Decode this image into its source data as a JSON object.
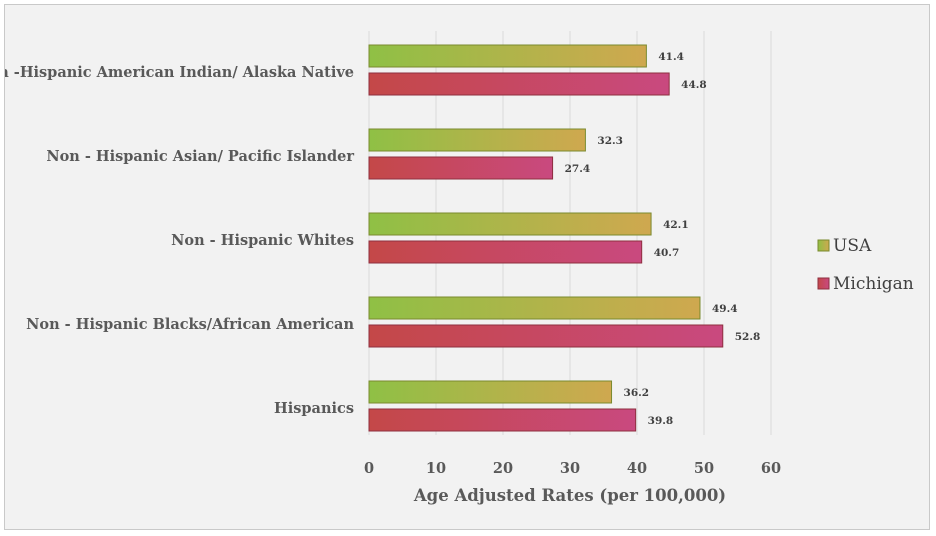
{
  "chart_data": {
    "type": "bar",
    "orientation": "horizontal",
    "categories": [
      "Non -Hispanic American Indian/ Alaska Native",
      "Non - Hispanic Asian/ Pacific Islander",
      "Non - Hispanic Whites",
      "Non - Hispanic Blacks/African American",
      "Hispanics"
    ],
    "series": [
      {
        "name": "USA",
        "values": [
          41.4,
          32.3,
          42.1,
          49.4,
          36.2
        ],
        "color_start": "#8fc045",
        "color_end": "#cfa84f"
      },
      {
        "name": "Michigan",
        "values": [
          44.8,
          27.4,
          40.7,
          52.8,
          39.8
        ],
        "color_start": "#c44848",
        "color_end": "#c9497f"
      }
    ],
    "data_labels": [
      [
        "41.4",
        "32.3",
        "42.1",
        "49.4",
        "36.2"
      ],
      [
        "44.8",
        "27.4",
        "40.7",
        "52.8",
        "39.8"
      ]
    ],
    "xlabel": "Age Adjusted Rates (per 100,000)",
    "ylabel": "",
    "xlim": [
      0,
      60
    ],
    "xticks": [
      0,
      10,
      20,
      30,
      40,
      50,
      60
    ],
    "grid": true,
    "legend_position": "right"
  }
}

+++

Please repeat the entries exactly. Do not include the pictures.

**CORRECT ANSWER**
Decode this image into its source data as a JSON object.
{
  "chart_data": {
    "type": "bar",
    "orientation": "horizontal",
    "categories": [
      "Non -Hispanic American Indian/ Alaska Native",
      "Non - Hispanic Asian/ Pacific Islander",
      "Non - Hispanic Whites",
      "Non - Hispanic Blacks/African American",
      "Hispanics"
    ],
    "series": [
      {
        "name": "USA",
        "values": [
          41.4,
          32.3,
          42.1,
          49.4,
          36.2
        ],
        "color_start": "#8fc045",
        "color_end": "#cfa84f"
      },
      {
        "name": "Michigan",
        "values": [
          44.8,
          27.4,
          40.7,
          52.8,
          39.8
        ],
        "color_start": "#c44848",
        "color_end": "#c9497f"
      }
    ],
    "data_labels": [
      [
        "41.4",
        "32.3",
        "42.1",
        "49.4",
        "36.2"
      ],
      [
        "44.8",
        "27.4",
        "40.7",
        "52.8",
        "39.8"
      ]
    ],
    "xlabel": "Age Adjusted Rates (per 100,000)",
    "ylabel": "",
    "xlim": [
      0,
      60
    ],
    "xticks": [
      0,
      10,
      20,
      30,
      40,
      50,
      60
    ],
    "grid": true,
    "legend_position": "right"
  }
}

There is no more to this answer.